### Written task
Give again the lines from the line with "Transcribe the text in this document." to the last line of the records, exactly and in full. Do not carry over any pictures.

>> BEGIN Exercise material

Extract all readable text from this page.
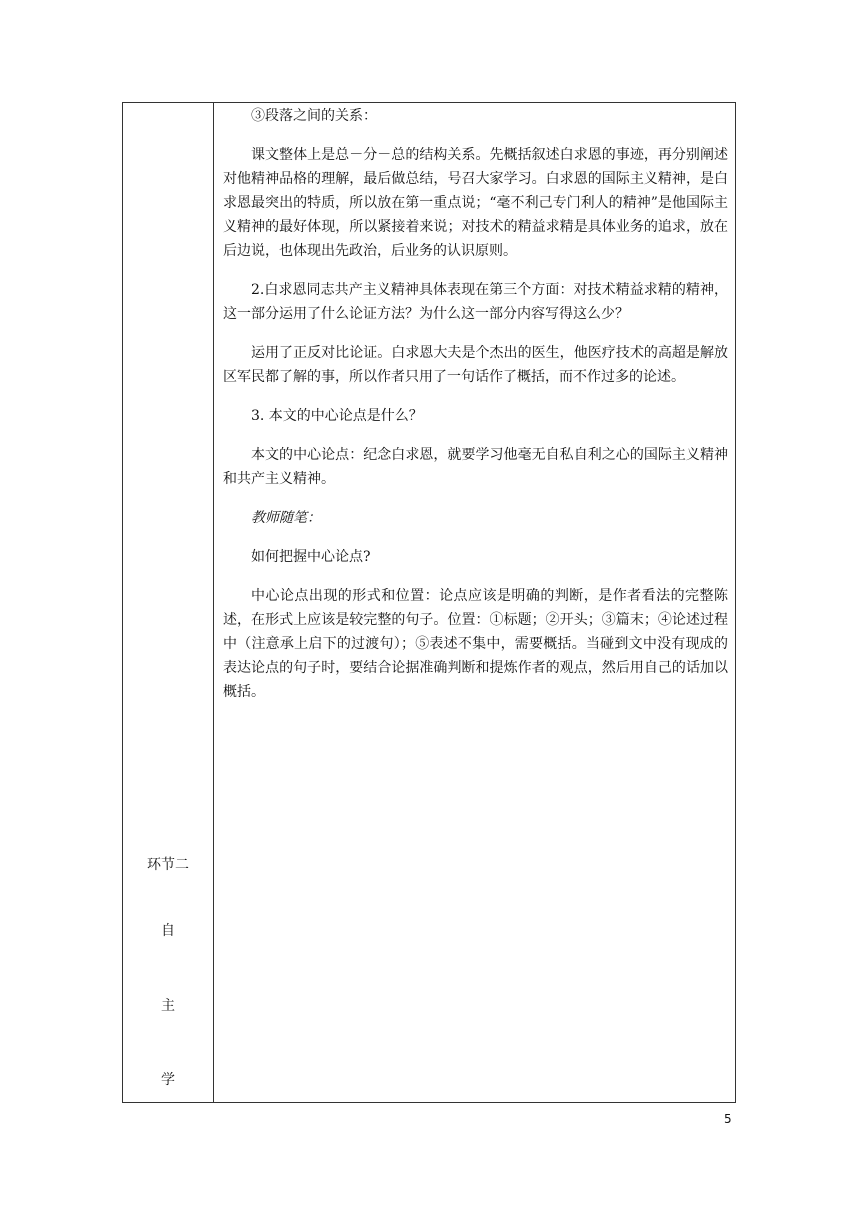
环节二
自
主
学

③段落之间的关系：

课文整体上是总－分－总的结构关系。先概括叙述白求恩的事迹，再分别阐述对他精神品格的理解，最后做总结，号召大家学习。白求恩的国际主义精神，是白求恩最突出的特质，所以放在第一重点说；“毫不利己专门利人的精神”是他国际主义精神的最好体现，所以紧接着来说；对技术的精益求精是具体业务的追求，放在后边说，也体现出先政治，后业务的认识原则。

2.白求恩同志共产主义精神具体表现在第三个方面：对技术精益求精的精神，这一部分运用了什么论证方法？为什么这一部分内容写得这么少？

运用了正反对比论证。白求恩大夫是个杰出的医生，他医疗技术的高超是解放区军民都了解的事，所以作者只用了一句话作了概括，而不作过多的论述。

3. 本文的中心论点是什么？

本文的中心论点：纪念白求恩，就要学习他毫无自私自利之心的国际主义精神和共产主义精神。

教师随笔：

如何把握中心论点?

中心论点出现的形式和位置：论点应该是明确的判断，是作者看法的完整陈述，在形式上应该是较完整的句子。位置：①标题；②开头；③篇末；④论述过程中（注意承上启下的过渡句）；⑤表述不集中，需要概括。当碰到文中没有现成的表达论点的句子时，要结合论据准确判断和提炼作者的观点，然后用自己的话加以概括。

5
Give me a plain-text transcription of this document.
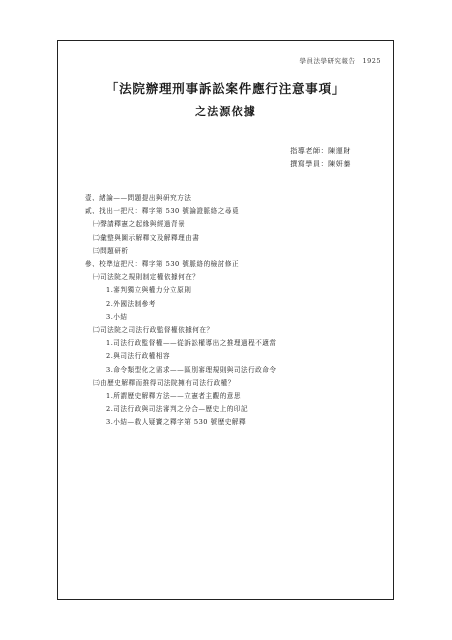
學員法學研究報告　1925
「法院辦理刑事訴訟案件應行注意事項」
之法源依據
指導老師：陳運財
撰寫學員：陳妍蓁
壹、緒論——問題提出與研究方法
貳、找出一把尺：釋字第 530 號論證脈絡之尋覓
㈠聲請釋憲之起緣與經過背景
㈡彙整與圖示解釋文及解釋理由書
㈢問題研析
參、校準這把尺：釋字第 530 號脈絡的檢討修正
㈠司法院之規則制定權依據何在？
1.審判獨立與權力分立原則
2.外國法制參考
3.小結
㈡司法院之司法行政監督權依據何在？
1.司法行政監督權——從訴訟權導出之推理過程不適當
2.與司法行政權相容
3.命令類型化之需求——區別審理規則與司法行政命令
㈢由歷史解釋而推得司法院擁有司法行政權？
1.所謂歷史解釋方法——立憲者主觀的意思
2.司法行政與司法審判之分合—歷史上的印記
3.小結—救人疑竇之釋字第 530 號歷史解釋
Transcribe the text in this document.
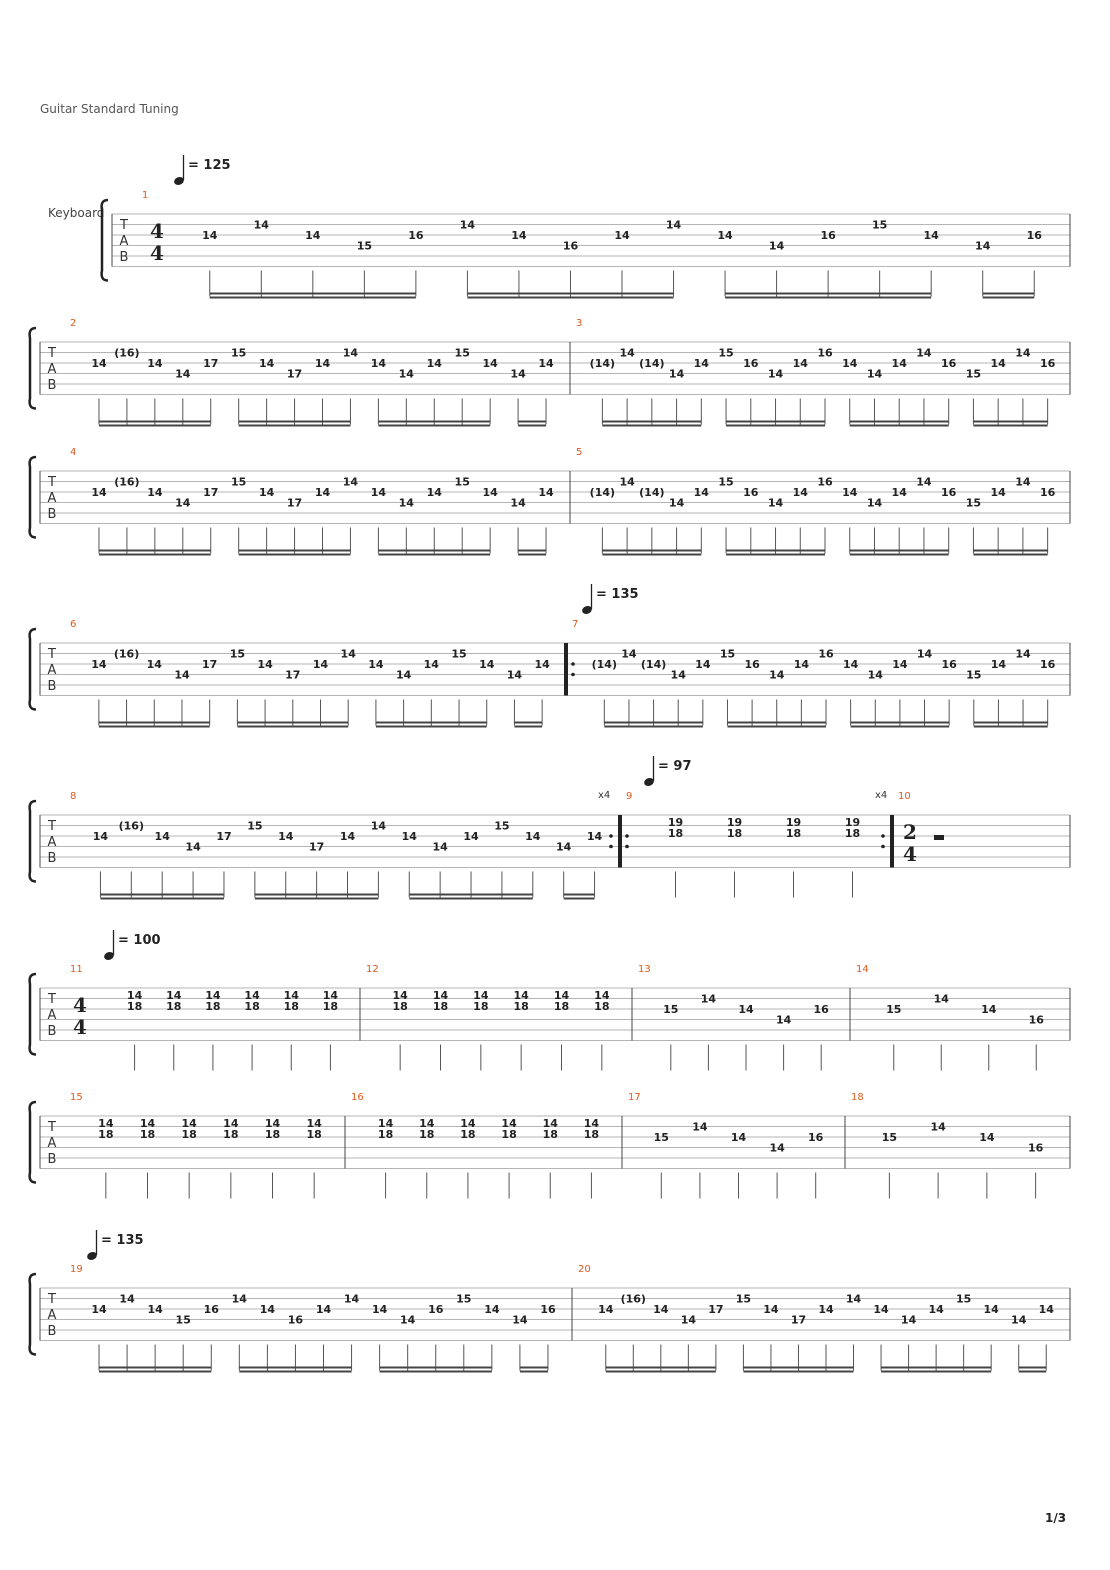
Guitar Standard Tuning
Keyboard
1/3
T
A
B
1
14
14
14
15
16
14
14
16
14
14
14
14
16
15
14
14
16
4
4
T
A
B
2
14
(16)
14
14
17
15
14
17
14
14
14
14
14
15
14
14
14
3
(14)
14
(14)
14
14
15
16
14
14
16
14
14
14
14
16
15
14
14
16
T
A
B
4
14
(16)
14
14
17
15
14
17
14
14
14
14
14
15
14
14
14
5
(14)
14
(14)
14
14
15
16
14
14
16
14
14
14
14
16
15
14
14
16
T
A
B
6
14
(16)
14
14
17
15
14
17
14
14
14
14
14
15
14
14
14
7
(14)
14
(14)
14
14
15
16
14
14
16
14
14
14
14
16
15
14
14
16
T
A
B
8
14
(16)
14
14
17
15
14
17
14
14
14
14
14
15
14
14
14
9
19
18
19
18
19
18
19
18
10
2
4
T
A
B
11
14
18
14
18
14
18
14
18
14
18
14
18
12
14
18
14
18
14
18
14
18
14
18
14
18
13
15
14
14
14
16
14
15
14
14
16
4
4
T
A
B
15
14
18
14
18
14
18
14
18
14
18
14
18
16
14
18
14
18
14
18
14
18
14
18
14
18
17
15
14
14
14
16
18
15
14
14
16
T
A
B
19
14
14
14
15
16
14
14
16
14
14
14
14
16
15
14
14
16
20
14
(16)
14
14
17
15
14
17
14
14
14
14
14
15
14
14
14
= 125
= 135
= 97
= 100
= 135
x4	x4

>> END Exercise material

### Written solution
Transcribe the text in this document.
Guitar Standard Tuning
Keyboard
1/3
T
A
B
1
14
14
14
15
16
14
14
16
14
14
14
14
16
15
14
14
16
4
4
T
A
B
2
14
(16)
14
14
17
15
14
17
14
14
14
14
14
15
14
14
14
3
(14)
14
(14)
14
14
15
16
14
14
16
14
14
14
14
16
15
14
14
16
T
A
B
4
14
(16)
14
14
17
15
14
17
14
14
14
14
14
15
14
14
14
5
(14)
14
(14)
14
14
15
16
14
14
16
14
14
14
14
16
15
14
14
16
T
A
B
6
14
(16)
14
14
17
15
14
17
14
14
14
14
14
15
14
14
14
7
(14)
14
(14)
14
14
15
16
14
14
16
14
14
14
14
16
15
14
14
16
T
A
B
8
14
(16)
14
14
17
15
14
17
14
14
14
14
14
15
14
14
14
9
19
18
19
18
19
18
19
18
10
2
4
T
A
B
11
14
18
14
18
14
18
14
18
14
18
14
18
12
14
18
14
18
14
18
14
18
14
18
14
18
13
15
14
14
14
16
14
15
14
14
16
4
4
T
A
B
15
14
18
14
18
14
18
14
18
14
18
14
18
16
14
18
14
18
14
18
14
18
14
18
14
18
17
15
14
14
14
16
18
15
14
14
16
T
A
B
19
14
14
14
15
16
14
14
16
14
14
14
14
16
15
14
14
16
20
14
(16)
14
14
17
15
14
17
14
14
14
14
14
15
14
14
14
= 125
= 135
= 97
= 100
= 135
x4	x4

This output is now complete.